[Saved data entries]
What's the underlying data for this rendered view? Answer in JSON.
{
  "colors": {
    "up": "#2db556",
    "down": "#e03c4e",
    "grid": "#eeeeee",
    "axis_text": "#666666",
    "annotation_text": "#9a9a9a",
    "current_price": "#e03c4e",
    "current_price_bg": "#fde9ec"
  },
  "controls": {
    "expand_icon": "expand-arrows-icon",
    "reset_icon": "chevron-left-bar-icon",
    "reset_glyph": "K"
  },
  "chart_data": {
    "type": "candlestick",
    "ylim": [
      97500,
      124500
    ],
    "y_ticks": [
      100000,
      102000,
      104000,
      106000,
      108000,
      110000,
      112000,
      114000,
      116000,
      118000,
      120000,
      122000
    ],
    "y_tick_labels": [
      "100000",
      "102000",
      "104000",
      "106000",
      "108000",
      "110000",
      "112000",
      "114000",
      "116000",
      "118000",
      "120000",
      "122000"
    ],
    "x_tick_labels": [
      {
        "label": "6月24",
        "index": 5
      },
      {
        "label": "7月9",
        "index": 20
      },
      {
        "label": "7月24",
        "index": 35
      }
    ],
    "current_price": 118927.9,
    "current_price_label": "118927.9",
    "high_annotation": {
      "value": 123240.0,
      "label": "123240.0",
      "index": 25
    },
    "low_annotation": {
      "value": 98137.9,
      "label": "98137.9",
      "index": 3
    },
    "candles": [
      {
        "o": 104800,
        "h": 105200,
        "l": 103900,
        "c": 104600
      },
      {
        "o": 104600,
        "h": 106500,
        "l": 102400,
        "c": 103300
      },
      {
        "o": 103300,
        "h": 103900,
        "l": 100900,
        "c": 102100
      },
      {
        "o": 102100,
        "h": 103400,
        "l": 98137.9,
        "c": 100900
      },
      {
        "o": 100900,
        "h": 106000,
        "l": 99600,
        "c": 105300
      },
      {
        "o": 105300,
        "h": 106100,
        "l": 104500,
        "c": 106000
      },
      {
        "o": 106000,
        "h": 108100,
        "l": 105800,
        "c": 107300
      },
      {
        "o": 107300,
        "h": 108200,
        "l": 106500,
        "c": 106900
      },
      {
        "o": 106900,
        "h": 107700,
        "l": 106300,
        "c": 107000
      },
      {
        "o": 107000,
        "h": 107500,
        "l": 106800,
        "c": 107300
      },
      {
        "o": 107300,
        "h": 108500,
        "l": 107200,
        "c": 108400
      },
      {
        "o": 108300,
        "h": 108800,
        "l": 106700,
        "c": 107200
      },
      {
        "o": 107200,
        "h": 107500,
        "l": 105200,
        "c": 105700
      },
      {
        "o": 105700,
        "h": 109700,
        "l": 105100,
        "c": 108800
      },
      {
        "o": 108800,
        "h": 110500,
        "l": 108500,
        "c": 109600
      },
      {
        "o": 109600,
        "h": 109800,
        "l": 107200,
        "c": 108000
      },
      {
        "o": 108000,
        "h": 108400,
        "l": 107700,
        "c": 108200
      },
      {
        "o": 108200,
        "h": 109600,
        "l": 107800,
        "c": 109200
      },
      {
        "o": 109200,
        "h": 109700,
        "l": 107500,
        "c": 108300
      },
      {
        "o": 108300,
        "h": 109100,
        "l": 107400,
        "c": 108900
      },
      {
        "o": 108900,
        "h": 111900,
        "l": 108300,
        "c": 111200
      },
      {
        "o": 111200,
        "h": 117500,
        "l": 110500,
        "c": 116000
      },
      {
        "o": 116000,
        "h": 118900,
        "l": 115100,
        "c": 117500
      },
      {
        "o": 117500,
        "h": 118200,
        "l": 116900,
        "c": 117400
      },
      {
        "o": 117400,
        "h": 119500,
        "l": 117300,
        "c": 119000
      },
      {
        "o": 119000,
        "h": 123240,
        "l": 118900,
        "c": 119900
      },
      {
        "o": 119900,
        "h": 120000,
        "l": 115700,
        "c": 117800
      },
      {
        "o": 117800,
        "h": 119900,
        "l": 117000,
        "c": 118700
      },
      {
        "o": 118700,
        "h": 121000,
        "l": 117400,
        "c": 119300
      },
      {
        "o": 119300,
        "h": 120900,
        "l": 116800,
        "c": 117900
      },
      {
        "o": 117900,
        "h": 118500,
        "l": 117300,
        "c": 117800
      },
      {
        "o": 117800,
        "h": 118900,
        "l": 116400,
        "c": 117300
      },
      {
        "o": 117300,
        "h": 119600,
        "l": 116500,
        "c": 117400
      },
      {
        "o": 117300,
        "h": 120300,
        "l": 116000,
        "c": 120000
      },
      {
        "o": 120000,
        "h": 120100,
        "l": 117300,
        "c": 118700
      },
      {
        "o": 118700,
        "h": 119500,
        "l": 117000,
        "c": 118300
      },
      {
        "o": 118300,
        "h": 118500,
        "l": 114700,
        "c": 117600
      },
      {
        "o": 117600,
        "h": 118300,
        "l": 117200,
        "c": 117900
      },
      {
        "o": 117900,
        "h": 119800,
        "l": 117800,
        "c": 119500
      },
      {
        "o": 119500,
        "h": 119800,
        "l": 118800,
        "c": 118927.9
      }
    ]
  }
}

STATED PROBLEM | Give back the data above exactly as it appears.

SOLUTION FOR THIS PROBLEM |
What's the underlying data for this rendered view? Answer in JSON.
{
  "colors": {
    "up": "#2db556",
    "down": "#e03c4e",
    "grid": "#eeeeee",
    "axis_text": "#666666",
    "annotation_text": "#9a9a9a",
    "current_price": "#e03c4e",
    "current_price_bg": "#fde9ec"
  },
  "controls": {
    "expand_icon": "expand-arrows-icon",
    "reset_icon": "chevron-left-bar-icon",
    "reset_glyph": "K"
  },
  "chart_data": {
    "type": "candlestick",
    "ylim": [
      97500,
      124500
    ],
    "y_ticks": [
      100000,
      102000,
      104000,
      106000,
      108000,
      110000,
      112000,
      114000,
      116000,
      118000,
      120000,
      122000
    ],
    "y_tick_labels": [
      "100000",
      "102000",
      "104000",
      "106000",
      "108000",
      "110000",
      "112000",
      "114000",
      "116000",
      "118000",
      "120000",
      "122000"
    ],
    "x_tick_labels": [
      {
        "label": "6月24",
        "index": 5
      },
      {
        "label": "7月9",
        "index": 20
      },
      {
        "label": "7月24",
        "index": 35
      }
    ],
    "current_price": 118927.9,
    "current_price_label": "118927.9",
    "high_annotation": {
      "value": 123240.0,
      "label": "123240.0",
      "index": 25
    },
    "low_annotation": {
      "value": 98137.9,
      "label": "98137.9",
      "index": 3
    },
    "candles": [
      {
        "o": 104800,
        "h": 105200,
        "l": 103900,
        "c": 104600
      },
      {
        "o": 104600,
        "h": 106500,
        "l": 102400,
        "c": 103300
      },
      {
        "o": 103300,
        "h": 103900,
        "l": 100900,
        "c": 102100
      },
      {
        "o": 102100,
        "h": 103400,
        "l": 98137.9,
        "c": 100900
      },
      {
        "o": 100900,
        "h": 106000,
        "l": 99600,
        "c": 105300
      },
      {
        "o": 105300,
        "h": 106100,
        "l": 104500,
        "c": 106000
      },
      {
        "o": 106000,
        "h": 108100,
        "l": 105800,
        "c": 107300
      },
      {
        "o": 107300,
        "h": 108200,
        "l": 106500,
        "c": 106900
      },
      {
        "o": 106900,
        "h": 107700,
        "l": 106300,
        "c": 107000
      },
      {
        "o": 107000,
        "h": 107500,
        "l": 106800,
        "c": 107300
      },
      {
        "o": 107300,
        "h": 108500,
        "l": 107200,
        "c": 108400
      },
      {
        "o": 108300,
        "h": 108800,
        "l": 106700,
        "c": 107200
      },
      {
        "o": 107200,
        "h": 107500,
        "l": 105200,
        "c": 105700
      },
      {
        "o": 105700,
        "h": 109700,
        "l": 105100,
        "c": 108800
      },
      {
        "o": 108800,
        "h": 110500,
        "l": 108500,
        "c": 109600
      },
      {
        "o": 109600,
        "h": 109800,
        "l": 107200,
        "c": 108000
      },
      {
        "o": 108000,
        "h": 108400,
        "l": 107700,
        "c": 108200
      },
      {
        "o": 108200,
        "h": 109600,
        "l": 107800,
        "c": 109200
      },
      {
        "o": 109200,
        "h": 109700,
        "l": 107500,
        "c": 108300
      },
      {
        "o": 108300,
        "h": 109100,
        "l": 107400,
        "c": 108900
      },
      {
        "o": 108900,
        "h": 111900,
        "l": 108300,
        "c": 111200
      },
      {
        "o": 111200,
        "h": 117500,
        "l": 110500,
        "c": 116000
      },
      {
        "o": 116000,
        "h": 118900,
        "l": 115100,
        "c": 117500
      },
      {
        "o": 117500,
        "h": 118200,
        "l": 116900,
        "c": 117400
      },
      {
        "o": 117400,
        "h": 119500,
        "l": 117300,
        "c": 119000
      },
      {
        "o": 119000,
        "h": 123240,
        "l": 118900,
        "c": 119900
      },
      {
        "o": 119900,
        "h": 120000,
        "l": 115700,
        "c": 117800
      },
      {
        "o": 117800,
        "h": 119900,
        "l": 117000,
        "c": 118700
      },
      {
        "o": 118700,
        "h": 121000,
        "l": 117400,
        "c": 119300
      },
      {
        "o": 119300,
        "h": 120900,
        "l": 116800,
        "c": 117900
      },
      {
        "o": 117900,
        "h": 118500,
        "l": 117300,
        "c": 117800
      },
      {
        "o": 117800,
        "h": 118900,
        "l": 116400,
        "c": 117300
      },
      {
        "o": 117300,
        "h": 119600,
        "l": 116500,
        "c": 117400
      },
      {
        "o": 117300,
        "h": 120300,
        "l": 116000,
        "c": 120000
      },
      {
        "o": 120000,
        "h": 120100,
        "l": 117300,
        "c": 118700
      },
      {
        "o": 118700,
        "h": 119500,
        "l": 117000,
        "c": 118300
      },
      {
        "o": 118300,
        "h": 118500,
        "l": 114700,
        "c": 117600
      },
      {
        "o": 117600,
        "h": 118300,
        "l": 117200,
        "c": 117900
      },
      {
        "o": 117900,
        "h": 119800,
        "l": 117800,
        "c": 119500
      },
      {
        "o": 119500,
        "h": 119800,
        "l": 118800,
        "c": 118927.9
      }
    ]
  }
}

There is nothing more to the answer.